Trecho de origem:
Embora tortura pública e execuções não fossem novidades para nenhum europeu do século XVII, o que impressionava a maioria dos visitantes na Rússia era o estoicismo, “a teimosia indomável” com a qual a maioria dos russos aceitava essas terríveis agonias. Eles resistem com firmeza a dores horrendas, recusando-se a trair amigos e, quando condenados à morte, seguiam humilde e calmamente até a forca ou os blocos de pedra para serem decapitados. Um observador em Astracã viu trinta rebeldes serem decapitados em meia-hora. Não houve barulho ou clamor. Os condenados simplesmente iam até o bloco e apoiavam as cabeças nas poças de sangue deixadas pelos predecessores. Nenhum tinha sequer as mãos amarradas às costas.

Instruções do exercício: Dê continuidade ao trecho sobre a firmeza dos russos do século XVII diante da tortura e da execução, partindo da última frase apresentada.

Registros extraídos:
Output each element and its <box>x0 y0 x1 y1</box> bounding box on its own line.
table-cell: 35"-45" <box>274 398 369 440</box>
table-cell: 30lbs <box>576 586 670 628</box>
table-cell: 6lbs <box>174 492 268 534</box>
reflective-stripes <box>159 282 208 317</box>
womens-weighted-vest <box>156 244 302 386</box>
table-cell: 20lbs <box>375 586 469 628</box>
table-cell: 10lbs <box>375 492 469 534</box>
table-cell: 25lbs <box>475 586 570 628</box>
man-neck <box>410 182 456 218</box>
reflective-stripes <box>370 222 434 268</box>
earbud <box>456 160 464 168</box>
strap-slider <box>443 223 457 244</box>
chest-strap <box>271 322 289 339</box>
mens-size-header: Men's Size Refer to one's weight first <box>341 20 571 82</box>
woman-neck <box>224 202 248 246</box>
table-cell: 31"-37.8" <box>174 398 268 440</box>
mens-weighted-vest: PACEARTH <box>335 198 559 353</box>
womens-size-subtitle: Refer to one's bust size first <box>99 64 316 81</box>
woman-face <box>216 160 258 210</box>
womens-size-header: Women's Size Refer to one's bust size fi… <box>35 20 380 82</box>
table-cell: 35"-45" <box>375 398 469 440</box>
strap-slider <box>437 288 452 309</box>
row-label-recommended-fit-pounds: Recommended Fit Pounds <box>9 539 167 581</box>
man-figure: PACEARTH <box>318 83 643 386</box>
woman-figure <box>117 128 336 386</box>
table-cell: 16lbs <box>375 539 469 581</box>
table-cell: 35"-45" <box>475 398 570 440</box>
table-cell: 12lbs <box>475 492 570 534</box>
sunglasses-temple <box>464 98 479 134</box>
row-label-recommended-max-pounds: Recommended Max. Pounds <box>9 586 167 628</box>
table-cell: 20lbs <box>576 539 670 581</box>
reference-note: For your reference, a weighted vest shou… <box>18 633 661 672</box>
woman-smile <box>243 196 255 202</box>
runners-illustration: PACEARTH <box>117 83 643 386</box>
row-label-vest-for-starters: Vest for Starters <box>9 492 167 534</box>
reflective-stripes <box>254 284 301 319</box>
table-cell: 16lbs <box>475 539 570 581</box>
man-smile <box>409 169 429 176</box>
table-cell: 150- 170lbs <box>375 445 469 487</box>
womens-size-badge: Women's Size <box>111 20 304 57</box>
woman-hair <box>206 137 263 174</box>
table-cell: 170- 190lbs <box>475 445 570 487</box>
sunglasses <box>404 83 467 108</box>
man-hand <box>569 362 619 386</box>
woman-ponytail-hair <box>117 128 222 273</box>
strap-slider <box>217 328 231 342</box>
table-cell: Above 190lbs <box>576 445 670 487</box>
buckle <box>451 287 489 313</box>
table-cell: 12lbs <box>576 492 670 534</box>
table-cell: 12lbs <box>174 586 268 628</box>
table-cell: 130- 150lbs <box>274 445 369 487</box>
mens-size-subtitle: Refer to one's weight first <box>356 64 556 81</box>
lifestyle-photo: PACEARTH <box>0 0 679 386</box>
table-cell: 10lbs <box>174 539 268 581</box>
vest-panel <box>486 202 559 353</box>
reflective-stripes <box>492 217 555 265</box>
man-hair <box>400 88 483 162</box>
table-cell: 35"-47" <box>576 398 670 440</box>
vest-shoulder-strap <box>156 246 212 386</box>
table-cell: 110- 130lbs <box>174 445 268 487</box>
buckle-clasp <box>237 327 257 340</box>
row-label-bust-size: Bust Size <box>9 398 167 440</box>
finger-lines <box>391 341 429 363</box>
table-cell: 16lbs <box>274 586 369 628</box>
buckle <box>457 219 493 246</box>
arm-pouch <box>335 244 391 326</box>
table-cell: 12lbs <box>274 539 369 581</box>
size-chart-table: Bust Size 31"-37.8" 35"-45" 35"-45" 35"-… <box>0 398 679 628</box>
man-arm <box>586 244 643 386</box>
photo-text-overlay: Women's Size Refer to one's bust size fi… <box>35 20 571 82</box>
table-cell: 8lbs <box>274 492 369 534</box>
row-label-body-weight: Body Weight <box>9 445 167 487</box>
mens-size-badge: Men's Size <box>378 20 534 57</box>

Resposta do exercício:
Essa força incrível e resistência espantosa à dor impressionavam não apenas os estrangeiros, mas também o próprio (czar) Pedro. Certa vez, depois que um homem havia sido torturado quatro vezes com açoite e fogo, o monarca se aproximou impressionado e perguntou como ele suportava tamanha dor. O homem mostrou-se contente em conversar sobre o assunto e revelou a Pedro a existência de uma sociedade de tortura da qual era membro. Explicou que ninguém era aceito sem ser antes torturado e que, depois disso, a promoção dentro da sociedade residia em ser capaz de aceitar gradações mais altas de tortura. Para esse grupo bizarro, o açoite não significava nada. “A mais aguda das dores”, ele explicou a Pedro, “é quando um carvão em brasa é colocado em sua orelha; também é muito dolorido quando sua cabeça é raspada e água extremamente fria é derrubada, gota a gota, de uma altura considerável”.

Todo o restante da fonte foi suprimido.